**What to do:**
With the pictures left out, output the records below exactly.

Dataset rows for document pages:
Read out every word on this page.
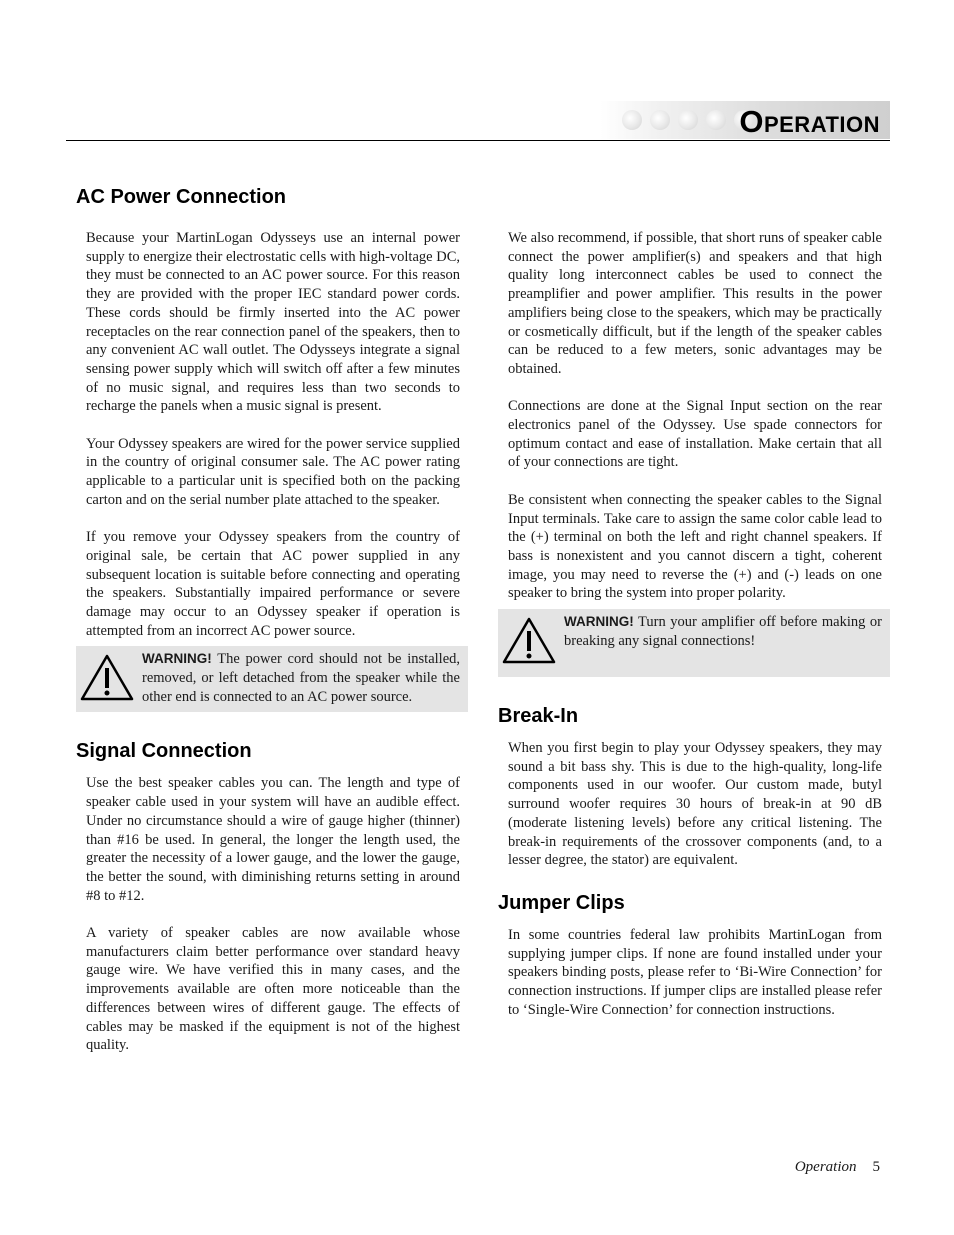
OPERATION
AC Power Connection

Because your MartinLogan Odysseys use an internal power supply to energize their electrostatic cells with high-voltage DC, they must be connected to an AC power source. For this reason they are provided with the proper IEC standard power cords. These cords should be firmly inserted into the AC power receptacles on the rear connection panel of the speakers, then to any convenient AC wall outlet. The Odysseys integrate a signal sensing power supply which will switch off after a few minutes of no music signal, and requires less than two seconds to recharge the panels when a music signal is present.

Your Odyssey speakers are wired for the power service supplied in the country of original consumer sale. The AC power rating applicable to a particular unit is specified both on the packing carton and on the serial number plate attached to the speaker.

If you remove your Odyssey speakers from the country of original sale, be certain that AC power supplied in any subsequent location is suitable before connecting and operating the speakers. Substantially impaired performance or severe damage may occur to an Odyssey speaker if operation is attempted from an incorrect AC power source.

WARNING! The power cord should not be installed, removed, or left detached from the speaker while the other end is connected to an AC power source.
Signal Connection

Use the best speaker cables you can. The length and type of speaker cable used in your system will have an audible effect. Under no circumstance should a wire of gauge higher (thinner) than #16 be used. In general, the longer the length used, the greater the necessity of a lower gauge, and the lower the gauge, the better the sound, with diminishing returns setting in around #8 to #12.

A variety of speaker cables are now available whose manufacturers claim better performance over standard heavy gauge wire. We have verified this in many cases, and the improvements available are often more noticeable than the differences between wires of different gauge. The effects of cables may be masked if the equipment is not of the highest quality.

We also recommend, if possible, that short runs of speaker cable connect the power amplifier(s) and speakers and that high quality long interconnect cables be used to connect the preamplifier and power amplifier. This results in the power amplifiers being close to the speakers, which may be practically or cosmetically difficult, but if the length of the speaker cables can be reduced to a few meters, sonic advantages may be obtained.

Connections are done at the Signal Input section on the rear electronics panel of the Odyssey. Use spade connectors for optimum contact and ease of installation. Make certain that all of your connections are tight.

Be consistent when connecting the speaker cables to the Signal Input terminals. Take care to assign the same color cable lead to the (+) terminal on both the left and right channel speakers. If bass is nonexistent and you cannot discern a tight, coherent image, you may need to reverse the (+) and (-) leads on one speaker to bring the system into proper polarity.

WARNING! Turn your amplifier off before making or breaking any signal connections!
Break-In

When you first begin to play your Odyssey speakers, they may sound a bit bass shy. This is due to the high-quality, long-life components used in our woofer. Our custom made, butyl surround woofer requires 30 hours of break-in at 90 dB (moderate listening levels) before any critical listening. The break-in requirements of the crossover components (and, to a lesser degree, the stator) are equivalent.

Jumper Clips

In some countries federal law prohibits MartinLogan from supplying jumper clips. If none are found installed under your speakers binding posts, please refer to ‘Bi-Wire Connection’ for connection instructions. If jumper clips are installed please refer to ‘Single-Wire Connection’ for connection instructions.

Operation 5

**Response to this exercise:**
Read out every word on this page.
OPERATION
AC Power Connection

Because your MartinLogan Odysseys use an internal power supply to energize their electrostatic cells with high-voltage DC, they must be connected to an AC power source. For this reason they are provided with the proper IEC standard power cords. These cords should be firmly inserted into the AC power receptacles on the rear connection panel of the speakers, then to any convenient AC wall outlet. The Odysseys integrate a signal sensing power supply which will switch off after a few minutes of no music signal, and requires less than two seconds to recharge the panels when a music signal is present.

Your Odyssey speakers are wired for the power service supplied in the country of original consumer sale. The AC power rating applicable to a particular unit is specified both on the packing carton and on the serial number plate attached to the speaker.

If you remove your Odyssey speakers from the country of original sale, be certain that AC power supplied in any subsequent location is suitable before connecting and operating the speakers. Substantially impaired performance or severe damage may occur to an Odyssey speaker if operation is attempted from an incorrect AC power source.

WARNING! The power cord should not be installed, removed, or left detached from the speaker while the other end is connected to an AC power source.
Signal Connection

Use the best speaker cables you can. The length and type of speaker cable used in your system will have an audible effect. Under no circumstance should a wire of gauge higher (thinner) than #16 be used. In general, the longer the length used, the greater the necessity of a lower gauge, and the lower the gauge, the better the sound, with diminishing returns setting in around #8 to #12.

A variety of speaker cables are now available whose manufacturers claim better performance over standard heavy gauge wire. We have verified this in many cases, and the improvements available are often more noticeable than the differences between wires of different gauge. The effects of cables may be masked if the equipment is not of the highest quality.

We also recommend, if possible, that short runs of speaker cable connect the power amplifier(s) and speakers and that high quality long interconnect cables be used to connect the preamplifier and power amplifier. This results in the power amplifiers being close to the speakers, which may be practically or cosmetically difficult, but if the length of the speaker cables can be reduced to a few meters, sonic advantages may be obtained.

Connections are done at the Signal Input section on the rear electronics panel of the Odyssey. Use spade connectors for optimum contact and ease of installation. Make certain that all of your connections are tight.

Be consistent when connecting the speaker cables to the Signal Input terminals. Take care to assign the same color cable lead to the (+) terminal on both the left and right channel speakers. If bass is nonexistent and you cannot discern a tight, coherent image, you may need to reverse the (+) and (-) leads on one speaker to bring the system into proper polarity.

WARNING! Turn your amplifier off before making or breaking any signal connections!
Break-In

When you first begin to play your Odyssey speakers, they may sound a bit bass shy. This is due to the high-quality, long-life components used in our woofer. Our custom made, butyl surround woofer requires 30 hours of break-in at 90 dB (moderate listening levels) before any critical listening. The break-in requirements of the crossover components (and, to a lesser degree, the stator) are equivalent.

Jumper Clips

In some countries federal law prohibits MartinLogan from supplying jumper clips. If none are found installed under your speakers binding posts, please refer to ‘Bi-Wire Connection’ for connection instructions. If jumper clips are installed please refer to ‘Single-Wire Connection’ for connection instructions.

Operation 5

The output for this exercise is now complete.